Go through the records and show each line where the word "Output" occurs.

=== INFORMATION SHOWN ===

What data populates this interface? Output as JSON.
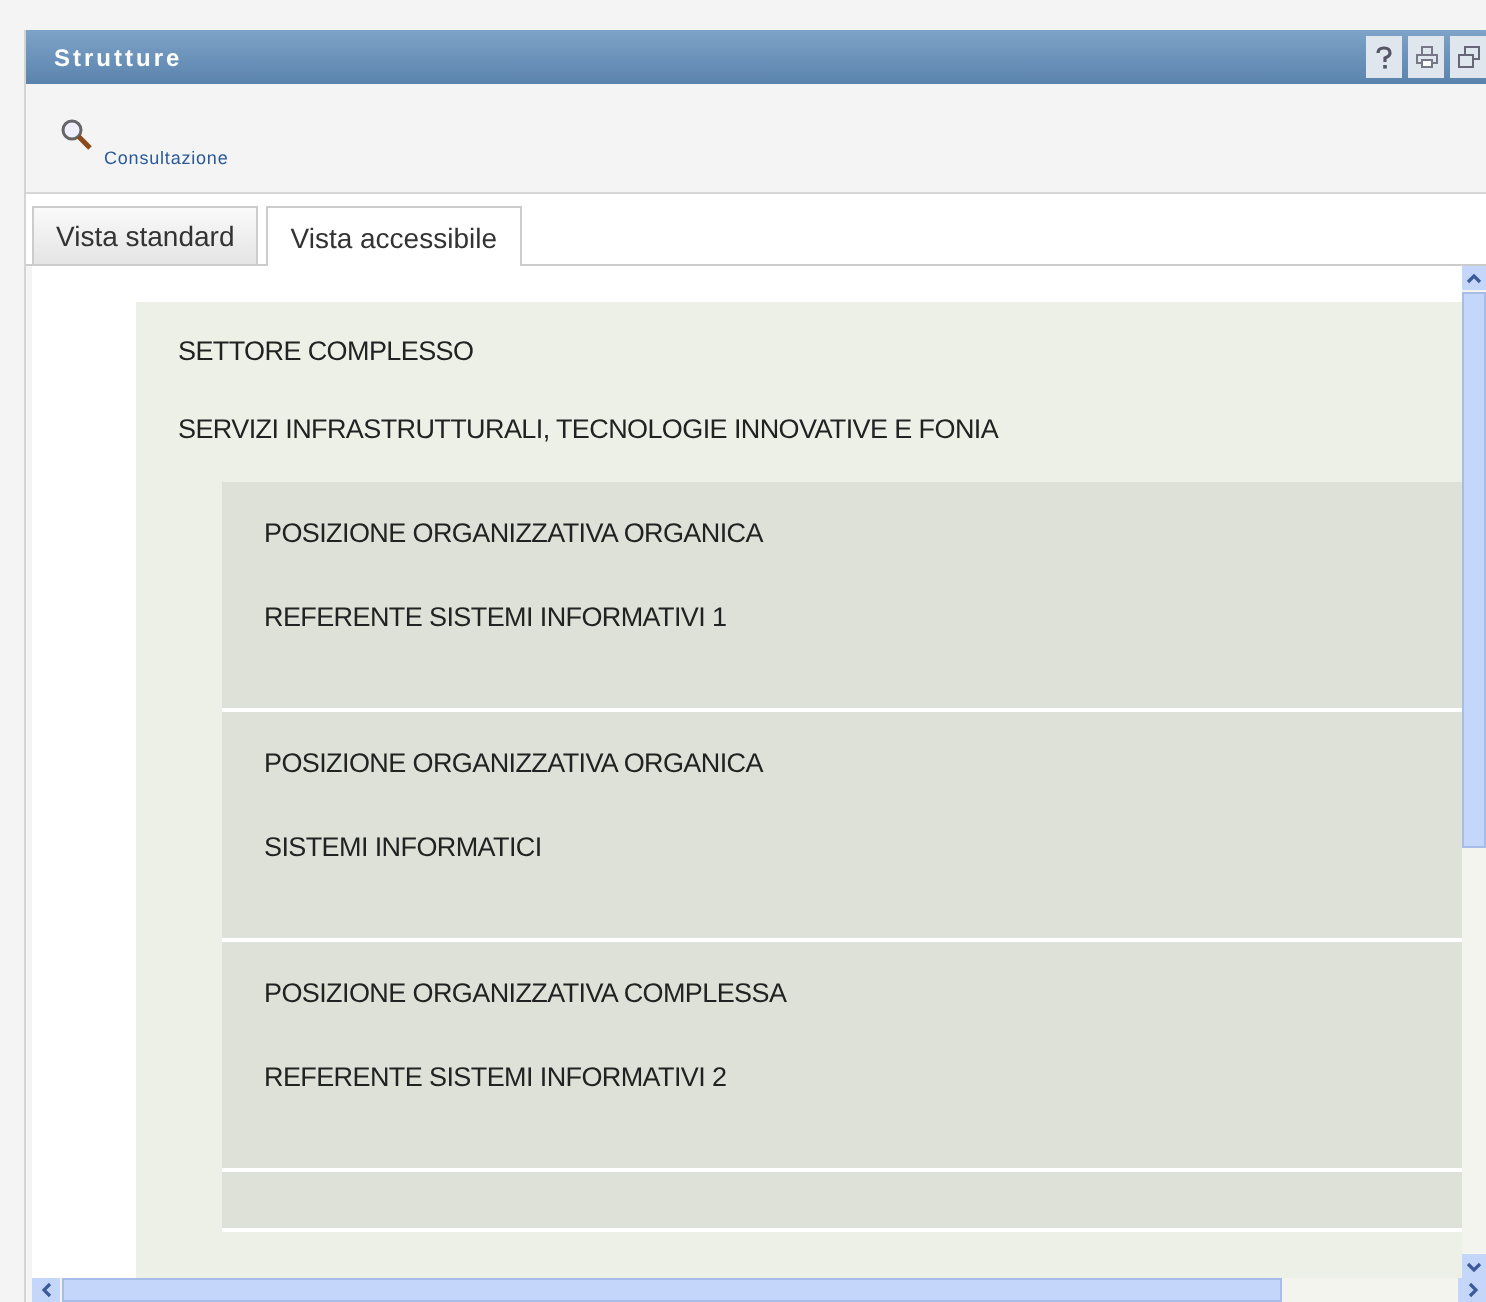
{
  "window": {
    "title": "Strutture"
  },
  "toolbar": {
    "link": "Consultazione"
  },
  "tabs": [
    {
      "label": "Vista standard",
      "selected": false
    },
    {
      "label": "Vista accessibile",
      "selected": true
    }
  ],
  "structure": {
    "type": "SETTORE COMPLESSO",
    "name": "SERVIZI INFRASTRUTTURALI, TECNOLOGIE INNOVATIVE E FONIA",
    "children": [
      {
        "type": "POSIZIONE ORGANIZZATIVA ORGANICA",
        "name": "REFERENTE SISTEMI INFORMATIVI 1"
      },
      {
        "type": "POSIZIONE ORGANIZZATIVA ORGANICA",
        "name": "SISTEMI INFORMATICI"
      },
      {
        "type": "POSIZIONE ORGANIZZATIVA COMPLESSA",
        "name": "REFERENTE SISTEMI INFORMATIVI 2"
      }
    ]
  }
}
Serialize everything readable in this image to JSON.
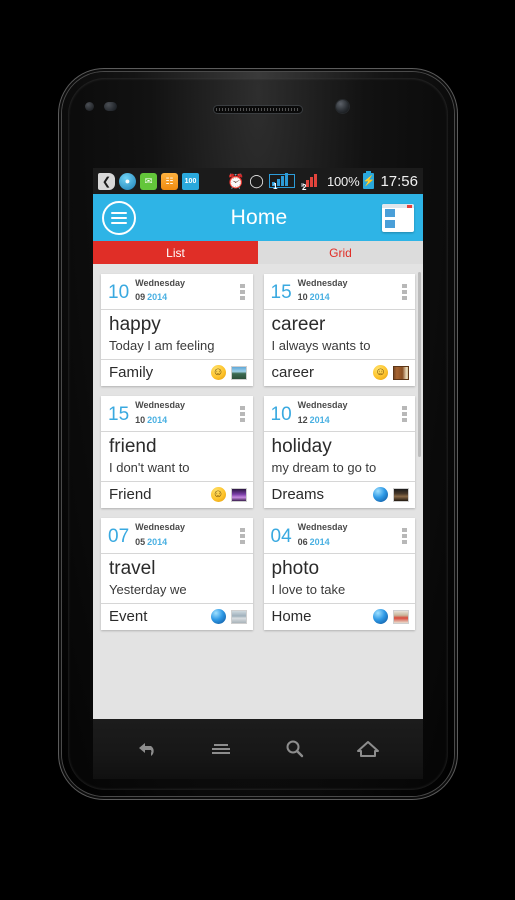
{
  "theme": {
    "appbar_color": "#2eb4e6",
    "tab_active_color": "#e02e27",
    "content_bg": "#e3e3e3",
    "date_accent": "#39a9e0"
  },
  "statusbar": {
    "icons": [
      "back-icon",
      "browser-icon",
      "sms-icon",
      "news-icon",
      "battery-saver-icon"
    ],
    "battery_saver_label": "100",
    "alarm_icon": "⏰",
    "wifi_icon": "◠",
    "sim1_label": "1",
    "sim2_label": "2",
    "battery_percent": "100%",
    "battery_icon": "⚡",
    "time": "17:56"
  },
  "appbar": {
    "menu_icon": "hamburger-icon",
    "title": "Home",
    "layout_icon": "layout-view-icon"
  },
  "tabs": [
    {
      "label": "List",
      "active": true
    },
    {
      "label": "Grid",
      "active": false
    }
  ],
  "cards": [
    {
      "day": "10",
      "weekday": "Wednesday",
      "month": "09",
      "year": "2014",
      "title": "happy",
      "subtitle": "Today I am feeling",
      "category": "Family",
      "mood_icon": "smiley-icon",
      "mood_glyph": "☺",
      "thumb": "th-sunset"
    },
    {
      "day": "15",
      "weekday": "Wednesday",
      "month": "10",
      "year": "2014",
      "title": "career",
      "subtitle": "I always wants to",
      "category": "career",
      "mood_icon": "smiley-icon",
      "mood_glyph": "☺",
      "thumb": "th-book"
    },
    {
      "day": "15",
      "weekday": "Wednesday",
      "month": "10",
      "year": "2014",
      "title": "friend",
      "subtitle": "I don't want to",
      "category": "Friend",
      "mood_icon": "smiley-icon",
      "mood_glyph": "☺",
      "thumb": "th-purple"
    },
    {
      "day": "10",
      "weekday": "Wednesday",
      "month": "12",
      "year": "2014",
      "title": "holiday",
      "subtitle": "my dream to go to",
      "category": "Dreams",
      "mood_icon": "blue-sphere-icon",
      "mood_glyph": "",
      "thumb": "th-dark"
    },
    {
      "day": "07",
      "weekday": "Wednesday",
      "month": "05",
      "year": "2014",
      "title": "travel",
      "subtitle": "Yesterday we",
      "category": "Event",
      "mood_icon": "blue-sphere-icon",
      "mood_glyph": "",
      "thumb": "th-temple"
    },
    {
      "day": "04",
      "weekday": "Wednesday",
      "month": "06",
      "year": "2014",
      "title": "photo",
      "subtitle": "I love to take",
      "category": "Home",
      "mood_icon": "blue-sphere-icon",
      "mood_glyph": "",
      "thumb": "th-people"
    }
  ],
  "navbar": [
    {
      "name": "back-button",
      "icon": "back-arrow-icon"
    },
    {
      "name": "menu-button",
      "icon": "menu-lines-icon"
    },
    {
      "name": "search-button",
      "icon": "search-icon"
    },
    {
      "name": "home-button",
      "icon": "home-icon"
    }
  ]
}
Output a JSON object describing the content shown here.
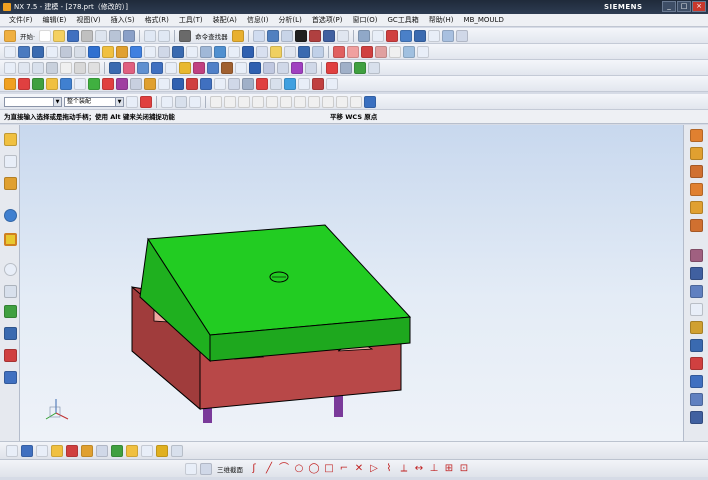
{
  "window": {
    "title": "NX 7.5 - 建模 - [278.prt（修改的）]",
    "brand": "SIEMENS",
    "controls": [
      "minimize",
      "restore",
      "close"
    ]
  },
  "menubar": {
    "items": [
      "文件(F)",
      "编辑(E)",
      "视图(V)",
      "插入(S)",
      "格式(R)",
      "工具(T)",
      "装配(A)",
      "信息(I)",
      "分析(L)",
      "首选项(P)",
      "窗口(O)",
      "GC工具箱",
      "帮助(H)",
      "MB_MOULD"
    ]
  },
  "toolbar": {
    "start_label": "开始·",
    "command_finder_label": "命令查找器"
  },
  "selection_bar": {
    "filter_value": "",
    "scope_value": "整个装配"
  },
  "cue_line": {
    "prompt": "为直接输入选择或是拖动手柄；使用 Alt 键来关闭捕捉功能",
    "status": "平移 WCS 原点"
  },
  "colors": {
    "top_plate": "#22cc22",
    "bottom_plate": "#b84848",
    "pocket": "#f0a8a0",
    "pins": "#7a3a9a",
    "viewport_top": "#c8d8ee",
    "viewport_bottom": "#eef2f8"
  },
  "viewport": {
    "model_description_icons": [
      "wcs-triad-icon"
    ]
  },
  "bottom_toolbar": {
    "sketch_label": "三维截面"
  }
}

===

### THE RESULT
What data populates this interface? Output as JSON.
Output a JSON object describing the content shown here.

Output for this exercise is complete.